GIVEN RECORDS ▸
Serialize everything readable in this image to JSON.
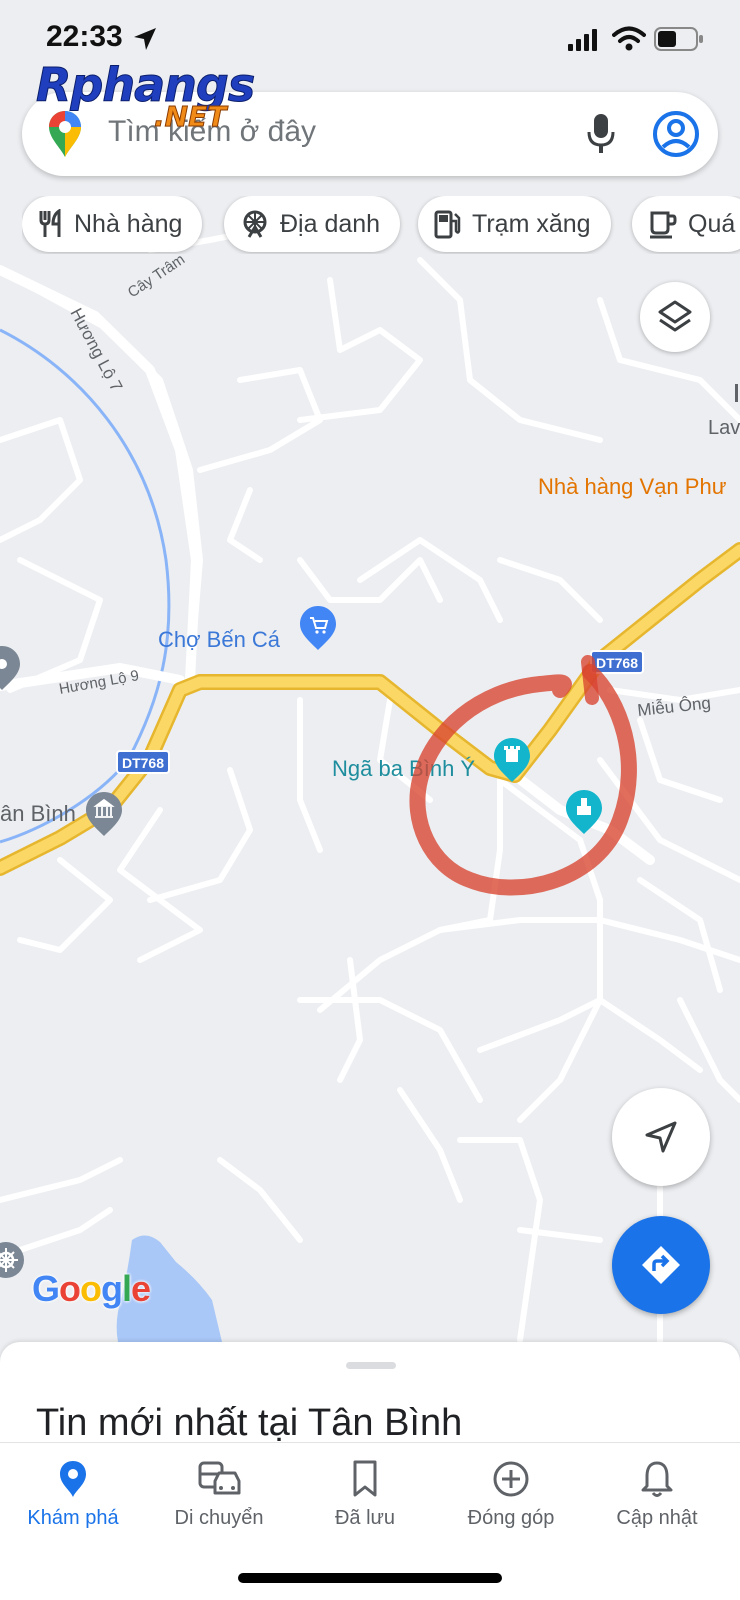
{
  "status_bar": {
    "time": "22:33"
  },
  "watermark": {
    "main": "Rphangs",
    "suffix": ".NET"
  },
  "search": {
    "placeholder": "Tìm kiếm ở đây"
  },
  "chips": [
    {
      "label": "Nhà hàng",
      "icon": "restaurant-icon"
    },
    {
      "label": "Địa danh",
      "icon": "attraction-icon"
    },
    {
      "label": "Trạm xăng",
      "icon": "gas-station-icon"
    },
    {
      "label": "Quá",
      "icon": "coffee-icon"
    }
  ],
  "map": {
    "road_labels": {
      "huong_lo_7": "Hương Lộ 7",
      "cay_tram": "Cây Trâm",
      "huong_lo_9": "Hương Lộ 9",
      "mieu_ong": "Miễu Ông"
    },
    "route_shields": {
      "dt768_right": "DT768",
      "dt768_left": "DT768"
    },
    "places": {
      "cho_ben_ca": "Chợ Bến Cá",
      "nga_ba_binh_y": "Ngã ba Bình Ý",
      "tan_binh": "ân Bình",
      "nha_hang_van_phu": "Nhà hàng Vạn Phư",
      "lav": "Lav"
    },
    "annotation_color": "#d8442f"
  },
  "google_logo": {
    "G": "G",
    "o1": "o",
    "o2": "o",
    "g": "g",
    "l": "l",
    "e": "e"
  },
  "sheet": {
    "title": "Tin mới nhất tại Tân Bình"
  },
  "nav": {
    "items": [
      {
        "label": "Khám phá",
        "icon": "explore-pin-icon",
        "active": true
      },
      {
        "label": "Di chuyển",
        "icon": "commute-icon",
        "active": false
      },
      {
        "label": "Đã lưu",
        "icon": "bookmark-icon",
        "active": false
      },
      {
        "label": "Đóng góp",
        "icon": "add-circle-icon",
        "active": false
      },
      {
        "label": "Cập nhật",
        "icon": "bell-icon",
        "active": false
      }
    ]
  },
  "colors": {
    "accent": "#1a73e8",
    "highway": "#f5c842",
    "poi_teal": "#12b5cb",
    "label_blue": "#3b78d8",
    "restaurant_label": "#e37400"
  }
}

WHAT THE EXERCISE ASKS ▸ From the entries above, extract every line where the word "hàng" appears.

RESPONSE BELOW ▸
      "label": "Nhà hàng",
      "nha_hang_van_phu": "Nhà hàng Vạn Phư",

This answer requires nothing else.